> [Recorded information]
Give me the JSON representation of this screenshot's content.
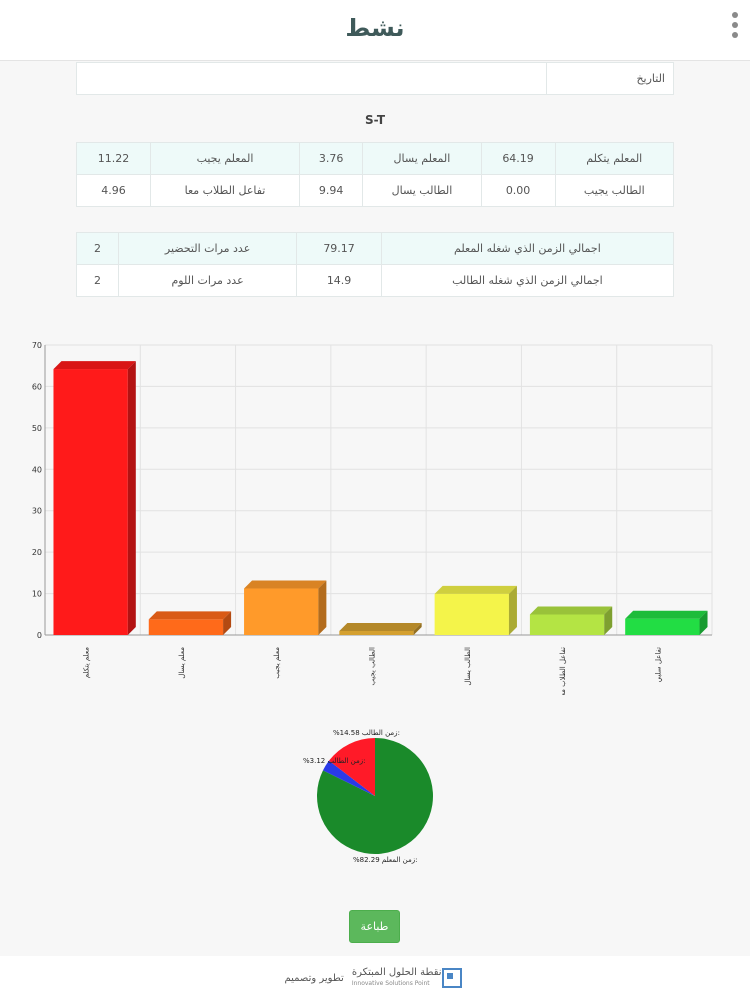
{
  "header": {
    "title": "نشط"
  },
  "date_row": {
    "label": "التاريخ",
    "value": ""
  },
  "st_title": "S-T",
  "stats": {
    "rows": [
      [
        {
          "label": "المعلم يتكلم",
          "value": "64.19"
        },
        {
          "label": "المعلم يسال",
          "value": "3.76"
        },
        {
          "label": "المعلم يجيب",
          "value": "11.22"
        }
      ],
      [
        {
          "label": "الطالب يجيب",
          "value": "0.00"
        },
        {
          "label": "الطالب يسال",
          "value": "9.94"
        },
        {
          "label": "تفاعل الطلاب معا",
          "value": "4.96"
        }
      ]
    ]
  },
  "totals": {
    "rows": [
      [
        {
          "label": "اجمالي الزمن الذي شغله المعلم",
          "value": "79.17"
        },
        {
          "label": "عدد مرات التحضير",
          "value": "2"
        }
      ],
      [
        {
          "label": "اجمالي الزمن الذي شغله الطالب",
          "value": "14.9"
        },
        {
          "label": "عدد مرات اللوم",
          "value": "2"
        }
      ]
    ]
  },
  "chart_data": [
    {
      "type": "bar",
      "categories": [
        "معلم يتكلم",
        "معلم يسال",
        "معلم يجيب",
        "الطالب يجيب",
        "الطالب يسال",
        "تفاعل الطلاب معا",
        "تفاعل سلبي"
      ],
      "values": [
        64.19,
        3.76,
        11.22,
        0.0,
        9.94,
        4.96,
        3.93
      ],
      "colors": [
        "#ff1a1a",
        "#ff6a1a",
        "#ff9a2a",
        "#d4a030",
        "#f4f44a",
        "#b4e444",
        "#22dd44"
      ],
      "ylim": [
        0,
        70
      ],
      "yticks": [
        0,
        10,
        20,
        30,
        40,
        50,
        60,
        70
      ],
      "grid": true
    },
    {
      "type": "pie",
      "slices": [
        {
          "label": "زمن المعلم:",
          "value": 82.29,
          "color": "#1a8a2a"
        },
        {
          "label": "زمن الطالب:",
          "value": 3.12,
          "color": "#2a3ae8"
        },
        {
          "label": "زمن الطالب:",
          "value": 14.58,
          "color": "#ff1a28"
        }
      ],
      "value_labels": [
        "%82.29",
        "%3.12",
        "%14.58"
      ]
    }
  ],
  "print_button": {
    "label": "طباعة"
  },
  "footer": {
    "prefix": "تطوير وتصميم",
    "brand": "نقطة الحلول المبتكرة",
    "brand_sub": "Innovative Solutions Point"
  }
}
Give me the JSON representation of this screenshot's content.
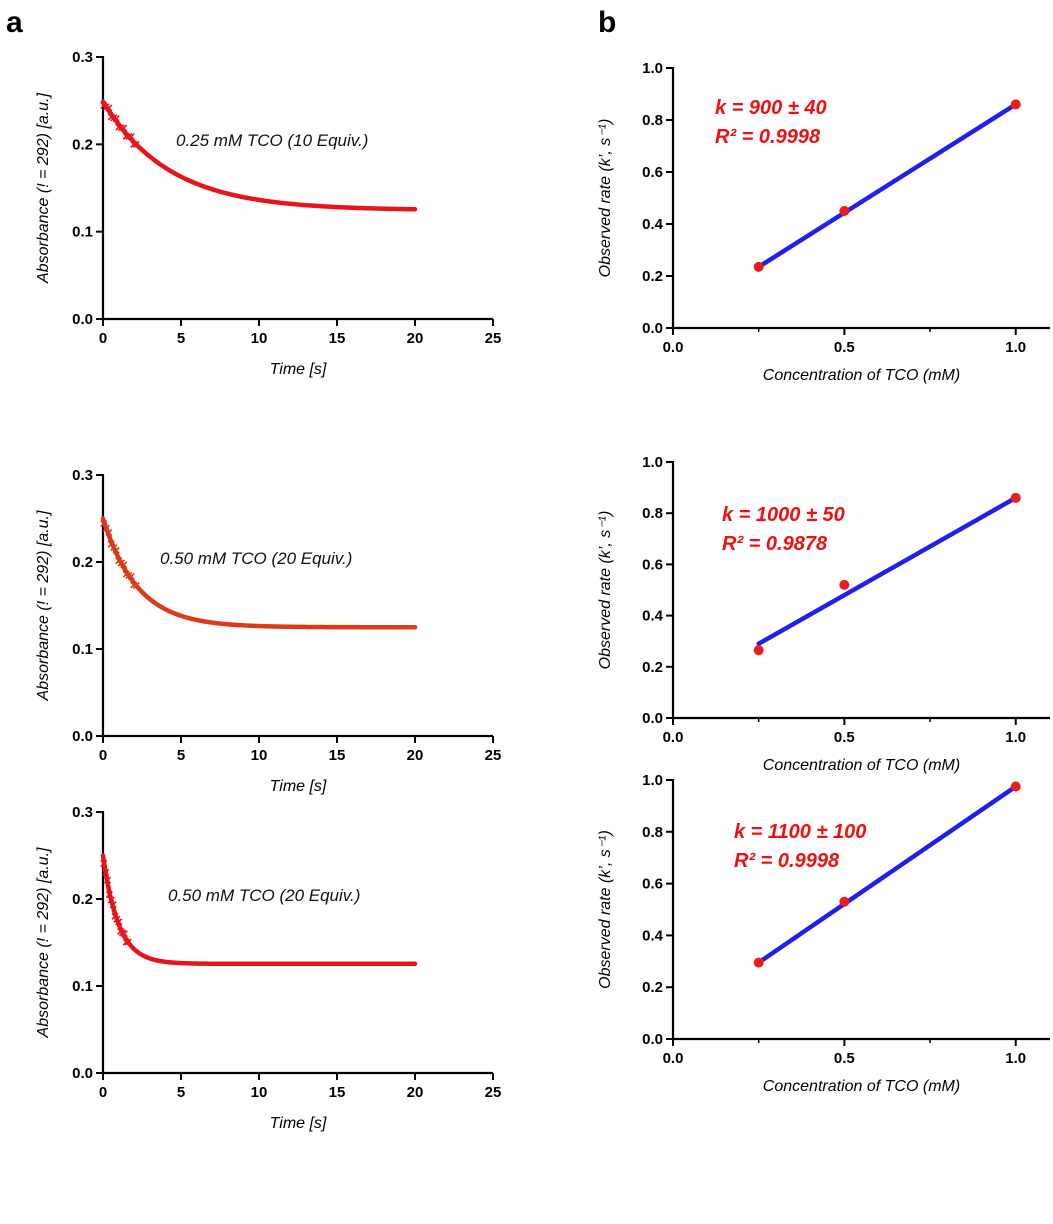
{
  "panels": {
    "a": "a",
    "b": "b"
  },
  "colors": {
    "trace_red": "#e8141c",
    "trace_orange": "#dc3a1a",
    "fit_blue": "#1f1ff0",
    "point_red": "#ee1c1c",
    "annot_red": "#ee1111"
  },
  "chart_data": [
    {
      "type": "line",
      "panel": "a",
      "xlabel": "Time [s]",
      "ylabel": "Absorbance (! = 292) [a.u.]",
      "xlim": [
        0,
        25
      ],
      "ylim": [
        0,
        0.3
      ],
      "xticks": [
        "0",
        "5",
        "10",
        "15",
        "20",
        "25"
      ],
      "yticks": [
        "0.0",
        "0.1",
        "0.2",
        "0.3"
      ],
      "annotation": "0.25 mM TCO (10 Equiv.)",
      "curve": {
        "model": "y = y_inf + a * exp(-k * t)",
        "y_inf": 0.1245,
        "a": 0.1245,
        "k": 0.235,
        "t_range": [
          0,
          20
        ]
      },
      "grid": false
    },
    {
      "type": "line",
      "panel": "a",
      "xlabel": "Time [s]",
      "ylabel": "Absorbance (! = 292) [a.u.]",
      "xlim": [
        0,
        25
      ],
      "ylim": [
        0,
        0.3
      ],
      "xticks": [
        "0",
        "5",
        "10",
        "15",
        "20",
        "25"
      ],
      "yticks": [
        "0.0",
        "0.1",
        "0.2",
        "0.3"
      ],
      "annotation": "0.50 mM TCO (20 Equiv.)",
      "curve": {
        "model": "y = y_inf + a * exp(-k * t)",
        "y_inf": 0.125,
        "a": 0.125,
        "k": 0.45,
        "t_range": [
          0,
          20
        ]
      },
      "grid": false
    },
    {
      "type": "line",
      "panel": "a",
      "xlabel": "Time [s]",
      "ylabel": "Absorbance (! = 292) [a.u.]",
      "xlim": [
        0,
        25
      ],
      "ylim": [
        0,
        0.3
      ],
      "xticks": [
        "0",
        "5",
        "10",
        "15",
        "20",
        "25"
      ],
      "yticks": [
        "0.0",
        "0.1",
        "0.2",
        "0.3"
      ],
      "annotation": "0.50 mM TCO (20 Equiv.)",
      "curve": {
        "model": "y = y_inf + a * exp(-k * t)",
        "y_inf": 0.1255,
        "a": 0.1245,
        "k": 1.0,
        "t_range": [
          0,
          20
        ]
      },
      "grid": false
    },
    {
      "type": "scatter",
      "panel": "b",
      "xlabel": "Concentration of TCO (mM)",
      "ylabel": "Observed rate (k’, s⁻¹)",
      "xlim": [
        0,
        1.1
      ],
      "ylim": [
        0,
        1.0
      ],
      "xticks": [
        "0.0",
        "0.5",
        "1.0"
      ],
      "yticks": [
        "0.0",
        "0.2",
        "0.4",
        "0.6",
        "0.8",
        "1.0"
      ],
      "points": {
        "x": [
          0.25,
          0.5,
          1.0
        ],
        "y": [
          0.235,
          0.45,
          0.86
        ]
      },
      "fit_line": {
        "x": [
          0.25,
          1.0
        ],
        "y": [
          0.235,
          0.86
        ]
      },
      "annotation_k": "k = 900 ± 40",
      "annotation_r2": "R² = 0.9998",
      "grid": false
    },
    {
      "type": "scatter",
      "panel": "b",
      "xlabel": "Concentration of TCO (mM)",
      "ylabel": "Observed rate (k’, s⁻¹)",
      "xlim": [
        0,
        1.1
      ],
      "ylim": [
        0,
        1.0
      ],
      "xticks": [
        "0.0",
        "0.5",
        "1.0"
      ],
      "yticks": [
        "0.0",
        "0.2",
        "0.4",
        "0.6",
        "0.8",
        "1.0"
      ],
      "points": {
        "x": [
          0.25,
          0.5,
          1.0
        ],
        "y": [
          0.265,
          0.52,
          0.86
        ]
      },
      "fit_line": {
        "x": [
          0.25,
          1.0
        ],
        "y": [
          0.29,
          0.86
        ]
      },
      "annotation_k": "k = 1000 ± 50",
      "annotation_r2": "R² = 0.9878",
      "grid": false
    },
    {
      "type": "scatter",
      "panel": "b",
      "xlabel": "Concentration of TCO (mM)",
      "ylabel": "Observed rate (k’, s⁻¹)",
      "xlim": [
        0,
        1.1
      ],
      "ylim": [
        0,
        1.0
      ],
      "xticks": [
        "0.0",
        "0.5",
        "1.0"
      ],
      "yticks": [
        "0.0",
        "0.2",
        "0.4",
        "0.6",
        "0.8",
        "1.0"
      ],
      "points": {
        "x": [
          0.25,
          0.5,
          1.0
        ],
        "y": [
          0.295,
          0.53,
          0.975
        ]
      },
      "fit_line": {
        "x": [
          0.25,
          1.0
        ],
        "y": [
          0.295,
          0.975
        ]
      },
      "annotation_k": "k = 1100 ± 100",
      "annotation_r2": "R² = 0.9998",
      "grid": false
    }
  ]
}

> [What is being asked] Select from the material above each line in which the string "اجمالي" appears, and list those lines.

> [Result for this task]
          "label": "اجمالي الزمن الذي شغله المعلم",
          "label": "اجمالي الزمن الذي شغله الطالب",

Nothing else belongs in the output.